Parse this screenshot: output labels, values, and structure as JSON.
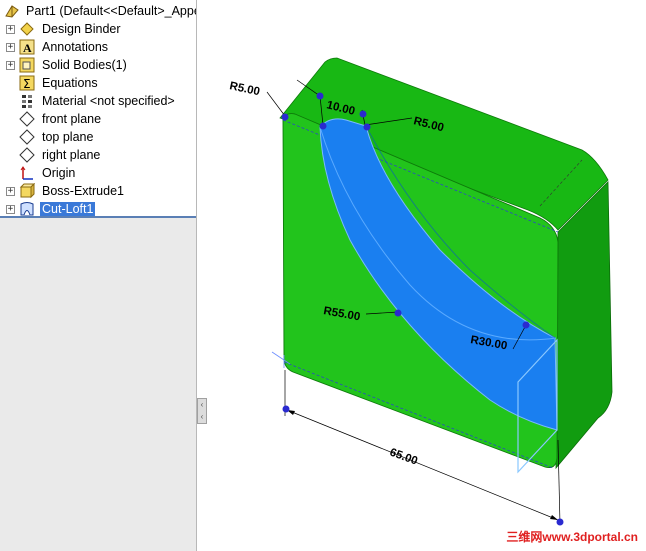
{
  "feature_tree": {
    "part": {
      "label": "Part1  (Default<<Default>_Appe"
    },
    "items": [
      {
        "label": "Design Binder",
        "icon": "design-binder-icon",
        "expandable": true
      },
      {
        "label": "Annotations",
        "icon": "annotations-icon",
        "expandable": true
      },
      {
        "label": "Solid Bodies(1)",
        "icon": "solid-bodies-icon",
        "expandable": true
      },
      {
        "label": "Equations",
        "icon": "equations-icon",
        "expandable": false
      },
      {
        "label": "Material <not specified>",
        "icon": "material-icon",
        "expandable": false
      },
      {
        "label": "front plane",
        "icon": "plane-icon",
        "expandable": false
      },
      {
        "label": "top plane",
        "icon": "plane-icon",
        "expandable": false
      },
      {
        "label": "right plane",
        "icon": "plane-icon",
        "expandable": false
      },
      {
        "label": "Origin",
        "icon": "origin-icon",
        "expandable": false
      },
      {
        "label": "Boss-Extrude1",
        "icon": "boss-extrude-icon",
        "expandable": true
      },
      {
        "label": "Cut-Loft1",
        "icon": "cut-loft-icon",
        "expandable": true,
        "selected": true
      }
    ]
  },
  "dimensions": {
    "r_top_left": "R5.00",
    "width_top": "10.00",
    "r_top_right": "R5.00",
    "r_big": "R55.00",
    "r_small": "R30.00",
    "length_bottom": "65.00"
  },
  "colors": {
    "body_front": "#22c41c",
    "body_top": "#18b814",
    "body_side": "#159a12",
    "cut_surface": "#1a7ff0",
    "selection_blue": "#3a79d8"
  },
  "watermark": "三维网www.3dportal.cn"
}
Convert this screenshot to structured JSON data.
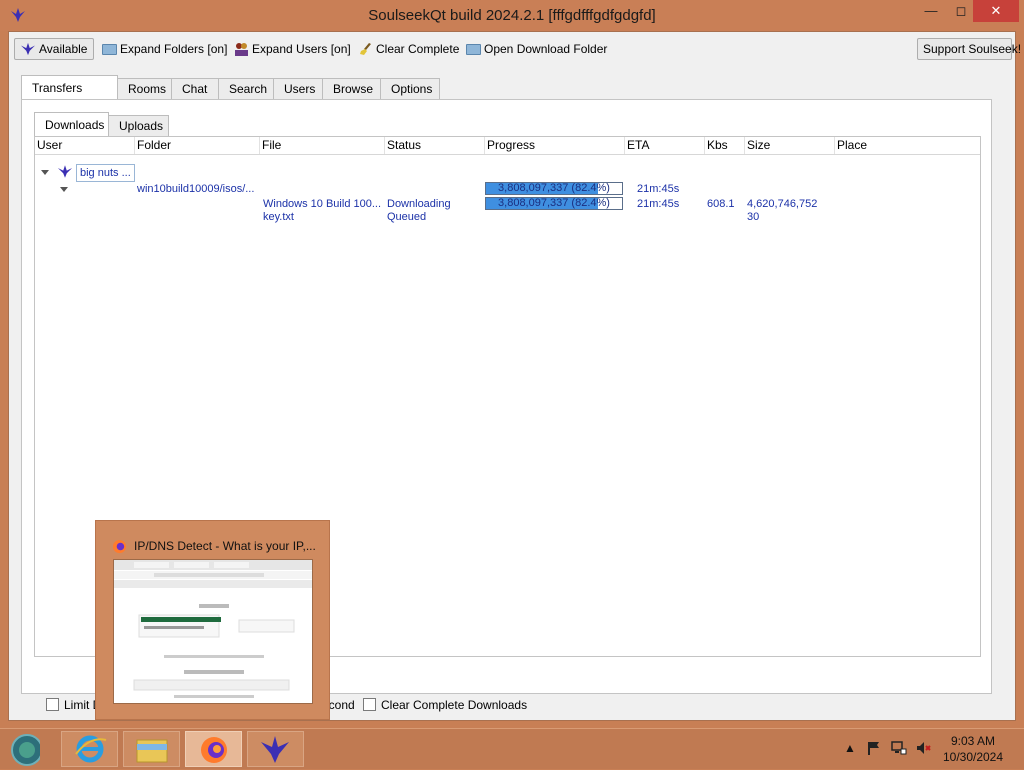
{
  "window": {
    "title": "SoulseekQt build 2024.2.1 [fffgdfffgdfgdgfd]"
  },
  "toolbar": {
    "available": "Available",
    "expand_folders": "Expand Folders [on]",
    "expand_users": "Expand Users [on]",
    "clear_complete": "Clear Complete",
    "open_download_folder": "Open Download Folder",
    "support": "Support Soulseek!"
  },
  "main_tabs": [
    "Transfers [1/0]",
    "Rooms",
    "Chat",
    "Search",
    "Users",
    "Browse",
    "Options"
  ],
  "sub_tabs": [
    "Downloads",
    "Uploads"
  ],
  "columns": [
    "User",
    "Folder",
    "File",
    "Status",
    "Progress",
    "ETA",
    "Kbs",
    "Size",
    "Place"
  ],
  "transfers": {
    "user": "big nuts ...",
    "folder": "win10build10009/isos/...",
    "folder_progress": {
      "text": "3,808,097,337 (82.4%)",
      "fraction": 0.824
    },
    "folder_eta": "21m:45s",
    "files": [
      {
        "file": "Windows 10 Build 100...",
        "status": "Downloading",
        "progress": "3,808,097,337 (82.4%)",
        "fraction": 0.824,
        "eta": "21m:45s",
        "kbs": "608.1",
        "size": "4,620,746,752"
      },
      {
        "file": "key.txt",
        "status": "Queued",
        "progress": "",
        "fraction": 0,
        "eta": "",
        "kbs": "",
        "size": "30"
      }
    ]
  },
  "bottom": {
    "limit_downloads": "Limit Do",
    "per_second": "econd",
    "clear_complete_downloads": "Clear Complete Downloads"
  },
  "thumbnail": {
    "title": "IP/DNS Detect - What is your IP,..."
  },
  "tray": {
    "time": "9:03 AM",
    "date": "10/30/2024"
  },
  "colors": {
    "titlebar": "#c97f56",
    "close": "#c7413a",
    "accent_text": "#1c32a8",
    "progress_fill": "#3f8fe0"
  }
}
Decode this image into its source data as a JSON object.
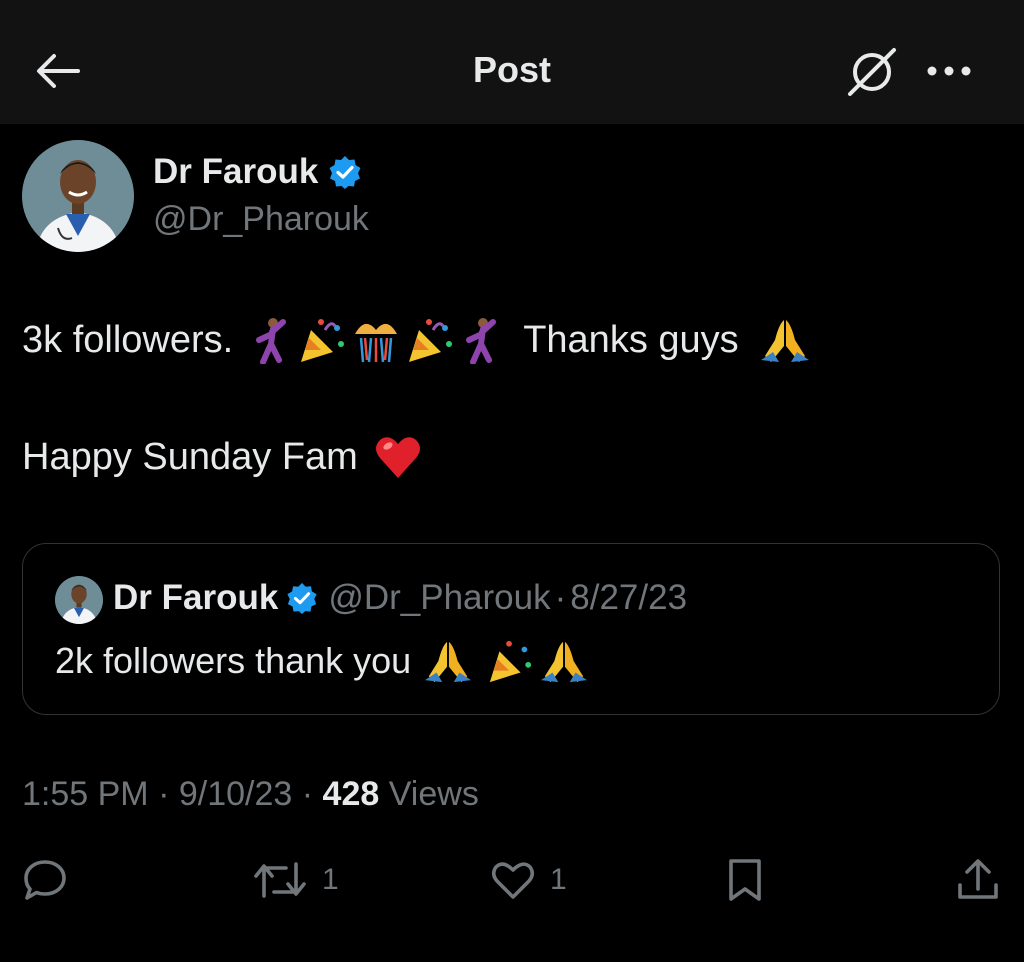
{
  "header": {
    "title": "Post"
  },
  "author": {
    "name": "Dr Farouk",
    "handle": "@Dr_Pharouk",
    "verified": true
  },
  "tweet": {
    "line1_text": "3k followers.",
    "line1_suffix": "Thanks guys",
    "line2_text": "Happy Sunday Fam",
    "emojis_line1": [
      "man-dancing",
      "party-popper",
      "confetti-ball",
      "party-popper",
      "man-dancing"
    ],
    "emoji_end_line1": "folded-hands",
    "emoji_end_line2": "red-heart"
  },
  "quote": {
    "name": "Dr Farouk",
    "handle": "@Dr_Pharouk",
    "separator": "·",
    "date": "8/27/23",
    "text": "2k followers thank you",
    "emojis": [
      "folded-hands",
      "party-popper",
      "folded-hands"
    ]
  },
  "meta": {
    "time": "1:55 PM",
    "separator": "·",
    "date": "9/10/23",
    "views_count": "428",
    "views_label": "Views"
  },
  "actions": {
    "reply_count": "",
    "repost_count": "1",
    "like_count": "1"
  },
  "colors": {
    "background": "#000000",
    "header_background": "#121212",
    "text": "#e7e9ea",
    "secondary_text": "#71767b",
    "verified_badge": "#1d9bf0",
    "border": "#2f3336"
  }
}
::::::::::
Required task
Lines containing the string "folded" should be counted; reply with their number and nothing more.

Exercise answer
3